#### [Directions]
Exactly as given, repeat all of the entries.

#### [Material shown]
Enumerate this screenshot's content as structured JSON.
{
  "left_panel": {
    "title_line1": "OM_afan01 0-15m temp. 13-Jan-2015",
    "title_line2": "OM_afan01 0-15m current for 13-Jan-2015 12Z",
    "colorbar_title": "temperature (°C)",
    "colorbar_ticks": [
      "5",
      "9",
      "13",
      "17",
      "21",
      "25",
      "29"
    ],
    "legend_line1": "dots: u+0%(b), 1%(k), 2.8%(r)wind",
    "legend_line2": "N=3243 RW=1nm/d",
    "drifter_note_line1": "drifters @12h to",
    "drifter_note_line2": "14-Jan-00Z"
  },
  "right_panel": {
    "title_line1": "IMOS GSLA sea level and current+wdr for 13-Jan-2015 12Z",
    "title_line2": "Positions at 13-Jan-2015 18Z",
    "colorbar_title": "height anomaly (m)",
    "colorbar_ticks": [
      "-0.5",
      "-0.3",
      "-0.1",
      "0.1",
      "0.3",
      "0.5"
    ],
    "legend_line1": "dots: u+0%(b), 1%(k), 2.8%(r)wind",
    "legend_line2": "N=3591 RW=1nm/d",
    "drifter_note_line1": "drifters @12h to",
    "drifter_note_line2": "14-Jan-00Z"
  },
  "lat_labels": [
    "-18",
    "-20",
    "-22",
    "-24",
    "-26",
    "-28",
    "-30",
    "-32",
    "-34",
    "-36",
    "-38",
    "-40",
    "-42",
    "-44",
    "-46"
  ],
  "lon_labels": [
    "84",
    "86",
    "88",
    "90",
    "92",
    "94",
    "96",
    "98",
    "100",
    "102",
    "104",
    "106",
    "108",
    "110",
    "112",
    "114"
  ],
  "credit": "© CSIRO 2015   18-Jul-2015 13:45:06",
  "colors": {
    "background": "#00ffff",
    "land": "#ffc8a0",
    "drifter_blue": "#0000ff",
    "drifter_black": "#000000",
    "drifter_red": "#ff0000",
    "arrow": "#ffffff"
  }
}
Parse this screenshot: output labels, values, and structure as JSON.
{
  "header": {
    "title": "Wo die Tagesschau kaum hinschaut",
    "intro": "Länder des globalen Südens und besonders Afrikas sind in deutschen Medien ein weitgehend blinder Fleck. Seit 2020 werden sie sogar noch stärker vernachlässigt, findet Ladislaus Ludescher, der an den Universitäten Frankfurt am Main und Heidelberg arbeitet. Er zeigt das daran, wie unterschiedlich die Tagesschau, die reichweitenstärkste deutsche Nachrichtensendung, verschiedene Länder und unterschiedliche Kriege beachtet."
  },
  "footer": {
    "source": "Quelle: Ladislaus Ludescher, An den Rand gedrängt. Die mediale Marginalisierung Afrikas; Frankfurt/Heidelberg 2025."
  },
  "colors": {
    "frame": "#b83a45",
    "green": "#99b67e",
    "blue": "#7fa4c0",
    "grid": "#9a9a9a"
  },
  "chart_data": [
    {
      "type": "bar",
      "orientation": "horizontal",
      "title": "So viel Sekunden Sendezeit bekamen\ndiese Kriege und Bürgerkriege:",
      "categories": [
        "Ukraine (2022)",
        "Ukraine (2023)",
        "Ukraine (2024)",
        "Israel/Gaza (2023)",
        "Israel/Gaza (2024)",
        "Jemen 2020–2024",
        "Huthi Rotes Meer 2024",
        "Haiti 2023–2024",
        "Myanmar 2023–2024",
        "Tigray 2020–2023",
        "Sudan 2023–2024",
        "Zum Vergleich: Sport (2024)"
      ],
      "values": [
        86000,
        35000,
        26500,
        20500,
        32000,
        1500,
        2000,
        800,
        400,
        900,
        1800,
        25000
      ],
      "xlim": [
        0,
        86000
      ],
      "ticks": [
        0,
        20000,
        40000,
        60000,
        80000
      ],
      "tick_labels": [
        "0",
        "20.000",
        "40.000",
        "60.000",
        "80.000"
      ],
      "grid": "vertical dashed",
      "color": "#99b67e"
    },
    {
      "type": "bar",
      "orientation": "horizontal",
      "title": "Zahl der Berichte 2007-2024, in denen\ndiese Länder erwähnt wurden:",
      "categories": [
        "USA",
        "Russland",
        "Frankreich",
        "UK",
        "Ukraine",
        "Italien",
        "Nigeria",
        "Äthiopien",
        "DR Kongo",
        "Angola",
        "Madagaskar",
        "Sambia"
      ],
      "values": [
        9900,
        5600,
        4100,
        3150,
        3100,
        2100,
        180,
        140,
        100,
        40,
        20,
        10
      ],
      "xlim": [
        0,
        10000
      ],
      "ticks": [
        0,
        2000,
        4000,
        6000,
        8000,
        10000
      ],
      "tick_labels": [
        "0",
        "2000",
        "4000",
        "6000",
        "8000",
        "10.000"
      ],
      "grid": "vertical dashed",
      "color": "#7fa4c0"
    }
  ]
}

#### [Result of this task]
Enumerate this screenshot's content as structured JSON.
{
  "left_panel": {
    "title_line1": "OM_afan01 0-15m temp. 13-Jan-2015",
    "title_line2": "OM_afan01 0-15m current for 13-Jan-2015 12Z",
    "colorbar_title": "temperature (°C)",
    "colorbar_ticks": [
      "5",
      "9",
      "13",
      "17",
      "21",
      "25",
      "29"
    ],
    "legend_line1": "dots: u+0%(b), 1%(k), 2.8%(r)wind",
    "legend_line2": "N=3243 RW=1nm/d",
    "drifter_note_line1": "drifters @12h to",
    "drifter_note_line2": "14-Jan-00Z"
  },
  "right_panel": {
    "title_line1": "IMOS GSLA sea level and current+wdr for 13-Jan-2015 12Z",
    "title_line2": "Positions at 13-Jan-2015 18Z",
    "colorbar_title": "height anomaly (m)",
    "colorbar_ticks": [
      "-0.5",
      "-0.3",
      "-0.1",
      "0.1",
      "0.3",
      "0.5"
    ],
    "legend_line1": "dots: u+0%(b), 1%(k), 2.8%(r)wind",
    "legend_line2": "N=3591 RW=1nm/d",
    "drifter_note_line1": "drifters @12h to",
    "drifter_note_line2": "14-Jan-00Z"
  },
  "lat_labels": [
    "-18",
    "-20",
    "-22",
    "-24",
    "-26",
    "-28",
    "-30",
    "-32",
    "-34",
    "-36",
    "-38",
    "-40",
    "-42",
    "-44",
    "-46"
  ],
  "lon_labels": [
    "84",
    "86",
    "88",
    "90",
    "92",
    "94",
    "96",
    "98",
    "100",
    "102",
    "104",
    "106",
    "108",
    "110",
    "112",
    "114"
  ],
  "credit": "© CSIRO 2015   18-Jul-2015 13:45:06",
  "colors": {
    "background": "#00ffff",
    "land": "#ffc8a0",
    "drifter_blue": "#0000ff",
    "drifter_black": "#000000",
    "drifter_red": "#ff0000",
    "arrow": "#ffffff"
  }
}
Parse this screenshot: output labels, values, and structure as JSON.
{
  "header": {
    "title": "Wo die Tagesschau kaum hinschaut",
    "intro": "Länder des globalen Südens und besonders Afrikas sind in deutschen Medien ein weitgehend blinder Fleck. Seit 2020 werden sie sogar noch stärker vernachlässigt, findet Ladislaus Ludescher, der an den Universitäten Frankfurt am Main und Heidelberg arbeitet. Er zeigt das daran, wie unterschiedlich die Tagesschau, die reichweitenstärkste deutsche Nachrichtensendung, verschiedene Länder und unterschiedliche Kriege beachtet."
  },
  "footer": {
    "source": "Quelle: Ladislaus Ludescher, An den Rand gedrängt. Die mediale Marginalisierung Afrikas; Frankfurt/Heidelberg 2025."
  },
  "colors": {
    "frame": "#b83a45",
    "green": "#99b67e",
    "blue": "#7fa4c0",
    "grid": "#9a9a9a"
  },
  "chart_data": [
    {
      "type": "bar",
      "orientation": "horizontal",
      "title": "So viel Sekunden Sendezeit bekamen\ndiese Kriege und Bürgerkriege:",
      "categories": [
        "Ukraine (2022)",
        "Ukraine (2023)",
        "Ukraine (2024)",
        "Israel/Gaza (2023)",
        "Israel/Gaza (2024)",
        "Jemen 2020–2024",
        "Huthi Rotes Meer 2024",
        "Haiti 2023–2024",
        "Myanmar 2023–2024",
        "Tigray 2020–2023",
        "Sudan 2023–2024",
        "Zum Vergleich: Sport (2024)"
      ],
      "values": [
        86000,
        35000,
        26500,
        20500,
        32000,
        1500,
        2000,
        800,
        400,
        900,
        1800,
        25000
      ],
      "xlim": [
        0,
        86000
      ],
      "ticks": [
        0,
        20000,
        40000,
        60000,
        80000
      ],
      "tick_labels": [
        "0",
        "20.000",
        "40.000",
        "60.000",
        "80.000"
      ],
      "grid": "vertical dashed",
      "color": "#99b67e"
    },
    {
      "type": "bar",
      "orientation": "horizontal",
      "title": "Zahl der Berichte 2007-2024, in denen\ndiese Länder erwähnt wurden:",
      "categories": [
        "USA",
        "Russland",
        "Frankreich",
        "UK",
        "Ukraine",
        "Italien",
        "Nigeria",
        "Äthiopien",
        "DR Kongo",
        "Angola",
        "Madagaskar",
        "Sambia"
      ],
      "values": [
        9900,
        5600,
        4100,
        3150,
        3100,
        2100,
        180,
        140,
        100,
        40,
        20,
        10
      ],
      "xlim": [
        0,
        10000
      ],
      "ticks": [
        0,
        2000,
        4000,
        6000,
        8000,
        10000
      ],
      "tick_labels": [
        "0",
        "2000",
        "4000",
        "6000",
        "8000",
        "10.000"
      ],
      "grid": "vertical dashed",
      "color": "#7fa4c0"
    }
  ]
}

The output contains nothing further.